Task instructions:
Quote every line of the items below without any change, leaving out the pictures.
....................
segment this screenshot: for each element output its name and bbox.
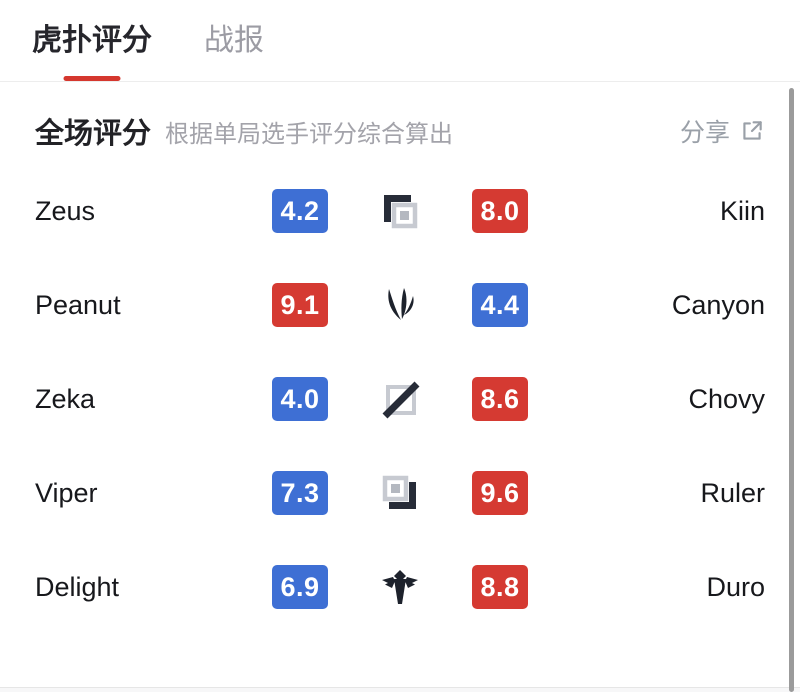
left-player-name: Zeka bbox=[35, 383, 96, 414]
left-player-name: Zeus bbox=[35, 195, 96, 226]
tab-hupu-rating[interactable]: 虎扑评分 bbox=[32, 0, 152, 81]
matchup-row-top[interactable]: Zeus 4.2 8.0 Kiin bbox=[0, 164, 800, 258]
bot-lane-icon bbox=[380, 473, 420, 513]
top-lane-icon bbox=[380, 191, 420, 231]
scrollbar-thumb[interactable] bbox=[789, 88, 794, 692]
jungle-icon bbox=[380, 285, 420, 325]
score-group: 4.0 8.6 bbox=[272, 377, 528, 421]
matchup-row-jungle[interactable]: Peanut 9.1 4.4 Canyon bbox=[0, 258, 800, 352]
section-header: 全场评分 根据单局选手评分综合算出 分享 bbox=[0, 106, 800, 156]
left-player-name: Peanut bbox=[35, 289, 121, 320]
score-group: 9.1 4.4 bbox=[272, 283, 528, 327]
right-player-name: Kiin bbox=[719, 195, 765, 226]
right-score-badge: 9.6 bbox=[472, 471, 528, 515]
matchup-row-bot[interactable]: Viper 7.3 9.6 Ruler bbox=[0, 446, 800, 540]
share-button[interactable]: 分享 bbox=[680, 113, 765, 149]
left-score-badge: 4.2 bbox=[272, 189, 328, 233]
left-score-badge: 6.9 bbox=[272, 565, 328, 609]
right-player-name: Chovy bbox=[688, 383, 765, 414]
matchup-row-mid[interactable]: Zeka 4.0 8.6 Chovy bbox=[0, 352, 800, 446]
score-group: 7.3 9.6 bbox=[272, 471, 528, 515]
right-player-name: Ruler bbox=[700, 477, 765, 508]
left-player-name: Delight bbox=[35, 571, 120, 602]
right-score-badge: 4.4 bbox=[472, 283, 528, 327]
right-score-badge: 8.8 bbox=[472, 565, 528, 609]
share-label: 分享 bbox=[679, 119, 730, 147]
left-score-badge: 4.0 bbox=[272, 377, 328, 421]
rating-panel: 全场评分 根据单局选手评分综合算出 分享 Zeus 4.2 bbox=[0, 106, 800, 634]
left-score-badge: 9.1 bbox=[272, 283, 328, 327]
external-link-icon bbox=[739, 118, 765, 144]
mid-lane-icon bbox=[380, 379, 420, 419]
score-group: 6.9 8.8 bbox=[272, 565, 528, 609]
right-player-name: Canyon bbox=[671, 289, 765, 320]
section-title: 全场评分 bbox=[35, 118, 152, 150]
matchup-list: Zeus 4.2 8.0 Kiin Peanut 9.1 bbox=[0, 164, 800, 634]
matchup-row-support[interactable]: Delight 6.9 8.8 Duro bbox=[0, 540, 800, 634]
right-score-badge: 8.0 bbox=[472, 189, 528, 233]
section-subtitle: 根据单局选手评分综合算出 bbox=[165, 120, 454, 148]
tab-battle-report[interactable]: 战报 bbox=[204, 24, 264, 57]
right-score-badge: 8.6 bbox=[472, 377, 528, 421]
tab-bar: 虎扑评分 战报 bbox=[0, 0, 800, 82]
right-player-name: Duro bbox=[706, 571, 765, 602]
score-group: 4.2 8.0 bbox=[272, 189, 528, 233]
support-icon bbox=[380, 567, 420, 607]
left-score-badge: 7.3 bbox=[272, 471, 328, 515]
bottom-divider bbox=[0, 687, 800, 692]
left-player-name: Viper bbox=[35, 477, 98, 508]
....................
Final result:
segment this screenshot: for each element output its name and bbox.
left-player-name: Zeka bbox=[35, 383, 96, 414]
left-player-name: Zeus bbox=[35, 195, 96, 226]
tab-hupu-rating[interactable]: 虎扑评分 bbox=[32, 0, 152, 81]
matchup-row-top[interactable]: Zeus 4.2 8.0 Kiin bbox=[0, 164, 800, 258]
bot-lane-icon bbox=[380, 473, 420, 513]
top-lane-icon bbox=[380, 191, 420, 231]
scrollbar-thumb[interactable] bbox=[789, 88, 794, 692]
jungle-icon bbox=[380, 285, 420, 325]
score-group: 4.0 8.6 bbox=[272, 377, 528, 421]
matchup-row-jungle[interactable]: Peanut 9.1 4.4 Canyon bbox=[0, 258, 800, 352]
section-header: 全场评分 根据单局选手评分综合算出 分享 bbox=[0, 106, 800, 156]
left-player-name: Peanut bbox=[35, 289, 121, 320]
score-group: 9.1 4.4 bbox=[272, 283, 528, 327]
right-player-name: Kiin bbox=[719, 195, 765, 226]
right-score-badge: 9.6 bbox=[472, 471, 528, 515]
matchup-row-bot[interactable]: Viper 7.3 9.6 Ruler bbox=[0, 446, 800, 540]
share-button[interactable]: 分享 bbox=[680, 113, 765, 149]
left-score-badge: 4.2 bbox=[272, 189, 328, 233]
left-score-badge: 6.9 bbox=[272, 565, 328, 609]
right-player-name: Chovy bbox=[688, 383, 765, 414]
matchup-row-mid[interactable]: Zeka 4.0 8.6 Chovy bbox=[0, 352, 800, 446]
score-group: 7.3 9.6 bbox=[272, 471, 528, 515]
right-player-name: Ruler bbox=[700, 477, 765, 508]
left-player-name: Delight bbox=[35, 571, 120, 602]
right-score-badge: 4.4 bbox=[472, 283, 528, 327]
right-score-badge: 8.8 bbox=[472, 565, 528, 609]
share-label: 分享 bbox=[679, 119, 730, 147]
left-score-badge: 4.0 bbox=[272, 377, 328, 421]
rating-panel: 全场评分 根据单局选手评分综合算出 分享 Zeus 4.2 bbox=[0, 106, 800, 634]
left-score-badge: 9.1 bbox=[272, 283, 328, 327]
external-link-icon bbox=[739, 118, 765, 144]
mid-lane-icon bbox=[380, 379, 420, 419]
score-group: 6.9 8.8 bbox=[272, 565, 528, 609]
right-player-name: Canyon bbox=[671, 289, 765, 320]
section-title: 全场评分 bbox=[35, 118, 152, 150]
matchup-list: Zeus 4.2 8.0 Kiin Peanut 9.1 bbox=[0, 164, 800, 634]
matchup-row-support[interactable]: Delight 6.9 8.8 Duro bbox=[0, 540, 800, 634]
right-score-badge: 8.0 bbox=[472, 189, 528, 233]
section-subtitle: 根据单局选手评分综合算出 bbox=[165, 120, 454, 148]
tab-battle-report[interactable]: 战报 bbox=[204, 24, 264, 57]
right-score-badge: 8.6 bbox=[472, 377, 528, 421]
tab-bar: 虎扑评分 战报 bbox=[0, 0, 800, 82]
right-player-name: Duro bbox=[706, 571, 765, 602]
score-group: 4.2 8.0 bbox=[272, 189, 528, 233]
support-icon bbox=[380, 567, 420, 607]
left-score-badge: 7.3 bbox=[272, 471, 328, 515]
bottom-divider bbox=[0, 687, 800, 692]
left-player-name: Viper bbox=[35, 477, 98, 508]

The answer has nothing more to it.